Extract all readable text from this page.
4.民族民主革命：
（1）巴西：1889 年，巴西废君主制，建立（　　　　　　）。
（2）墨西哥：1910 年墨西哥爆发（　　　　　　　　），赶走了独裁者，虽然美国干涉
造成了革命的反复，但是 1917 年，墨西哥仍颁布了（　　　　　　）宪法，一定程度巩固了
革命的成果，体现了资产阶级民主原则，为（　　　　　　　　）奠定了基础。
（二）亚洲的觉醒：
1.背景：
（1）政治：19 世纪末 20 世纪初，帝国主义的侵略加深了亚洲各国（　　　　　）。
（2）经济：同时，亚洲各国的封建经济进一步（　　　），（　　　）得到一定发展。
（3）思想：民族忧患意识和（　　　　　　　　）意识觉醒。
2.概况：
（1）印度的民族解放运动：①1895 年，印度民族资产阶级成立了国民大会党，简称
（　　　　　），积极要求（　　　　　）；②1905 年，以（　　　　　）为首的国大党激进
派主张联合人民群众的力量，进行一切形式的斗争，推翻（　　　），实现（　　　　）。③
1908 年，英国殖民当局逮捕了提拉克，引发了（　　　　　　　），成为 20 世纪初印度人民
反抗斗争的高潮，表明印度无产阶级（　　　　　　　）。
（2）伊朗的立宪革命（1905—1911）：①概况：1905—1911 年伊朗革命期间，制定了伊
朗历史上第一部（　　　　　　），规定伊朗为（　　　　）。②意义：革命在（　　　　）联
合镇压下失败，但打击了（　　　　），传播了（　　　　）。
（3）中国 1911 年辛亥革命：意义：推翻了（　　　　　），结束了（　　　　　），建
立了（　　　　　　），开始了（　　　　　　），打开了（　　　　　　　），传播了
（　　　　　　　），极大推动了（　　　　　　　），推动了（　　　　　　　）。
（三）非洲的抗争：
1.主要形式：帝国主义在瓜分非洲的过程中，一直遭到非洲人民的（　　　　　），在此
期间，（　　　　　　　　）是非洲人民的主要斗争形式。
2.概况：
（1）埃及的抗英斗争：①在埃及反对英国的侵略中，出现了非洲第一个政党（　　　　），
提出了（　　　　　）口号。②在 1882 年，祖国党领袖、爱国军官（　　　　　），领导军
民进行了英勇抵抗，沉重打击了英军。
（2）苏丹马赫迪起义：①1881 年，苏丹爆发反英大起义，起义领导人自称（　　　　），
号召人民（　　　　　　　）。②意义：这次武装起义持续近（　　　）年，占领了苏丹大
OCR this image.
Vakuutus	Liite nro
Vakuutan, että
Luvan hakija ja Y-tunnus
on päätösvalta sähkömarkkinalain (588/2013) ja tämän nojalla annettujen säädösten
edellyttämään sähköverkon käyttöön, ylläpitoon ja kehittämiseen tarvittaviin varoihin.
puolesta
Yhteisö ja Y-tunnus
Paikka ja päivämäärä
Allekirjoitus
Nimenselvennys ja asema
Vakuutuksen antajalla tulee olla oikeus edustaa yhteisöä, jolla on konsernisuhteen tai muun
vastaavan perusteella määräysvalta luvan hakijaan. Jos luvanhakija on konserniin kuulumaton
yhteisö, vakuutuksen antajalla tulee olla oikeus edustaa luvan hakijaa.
====
-- What you need to do --
Exactly reproduce all of the entries above.

-- Expected output --
Extract all readable text from this page.
4.民族民主革命：
（1）巴西：1889 年，巴西废君主制，建立（　　　　　　）。
（2）墨西哥：1910 年墨西哥爆发（　　　　　　　　），赶走了独裁者，虽然美国干涉
造成了革命的反复，但是 1917 年，墨西哥仍颁布了（　　　　　　）宪法，一定程度巩固了
革命的成果，体现了资产阶级民主原则，为（　　　　　　　　）奠定了基础。
（二）亚洲的觉醒：
1.背景：
（1）政治：19 世纪末 20 世纪初，帝国主义的侵略加深了亚洲各国（　　　　　）。
（2）经济：同时，亚洲各国的封建经济进一步（　　　），（　　　）得到一定发展。
（3）思想：民族忧患意识和（　　　　　　　　）意识觉醒。
2.概况：
（1）印度的民族解放运动：①1895 年，印度民族资产阶级成立了国民大会党，简称
（　　　　　），积极要求（　　　　　）；②1905 年，以（　　　　　）为首的国大党激进
派主张联合人民群众的力量，进行一切形式的斗争，推翻（　　　），实现（　　　　）。③
1908 年，英国殖民当局逮捕了提拉克，引发了（　　　　　　　），成为 20 世纪初印度人民
反抗斗争的高潮，表明印度无产阶级（　　　　　　　）。
（2）伊朗的立宪革命（1905—1911）：①概况：1905—1911 年伊朗革命期间，制定了伊
朗历史上第一部（　　　　　　），规定伊朗为（　　　　）。②意义：革命在（　　　　）联
合镇压下失败，但打击了（　　　　），传播了（　　　　）。
（3）中国 1911 年辛亥革命：意义：推翻了（　　　　　），结束了（　　　　　），建
立了（　　　　　　），开始了（　　　　　　），打开了（　　　　　　　），传播了
（　　　　　　　），极大推动了（　　　　　　　），推动了（　　　　　　　）。
（三）非洲的抗争：
1.主要形式：帝国主义在瓜分非洲的过程中，一直遭到非洲人民的（　　　　　），在此
期间，（　　　　　　　　）是非洲人民的主要斗争形式。
2.概况：
（1）埃及的抗英斗争：①在埃及反对英国的侵略中，出现了非洲第一个政党（　　　　），
提出了（　　　　　）口号。②在 1882 年，祖国党领袖、爱国军官（　　　　　），领导军
民进行了英勇抵抗，沉重打击了英军。
（2）苏丹马赫迪起义：①1881 年，苏丹爆发反英大起义，起义领导人自称（　　　　），
号召人民（　　　　　　　）。②意义：这次武装起义持续近（　　　）年，占领了苏丹大
OCR this image.
Vakuutus	Liite nro
Vakuutan, että
Luvan hakija ja Y-tunnus
on päätösvalta sähkömarkkinalain (588/2013) ja tämän nojalla annettujen säädösten
edellyttämään sähköverkon käyttöön, ylläpitoon ja kehittämiseen tarvittaviin varoihin.
puolesta
Yhteisö ja Y-tunnus
Paikka ja päivämäärä
Allekirjoitus
Nimenselvennys ja asema
Vakuutuksen antajalla tulee olla oikeus edustaa yhteisöä, jolla on konsernisuhteen tai muun
vastaavan perusteella määräysvalta luvan hakijaan. Jos luvanhakija on konserniin kuulumaton
yhteisö, vakuutuksen antajalla tulee olla oikeus edustaa luvan hakijaa.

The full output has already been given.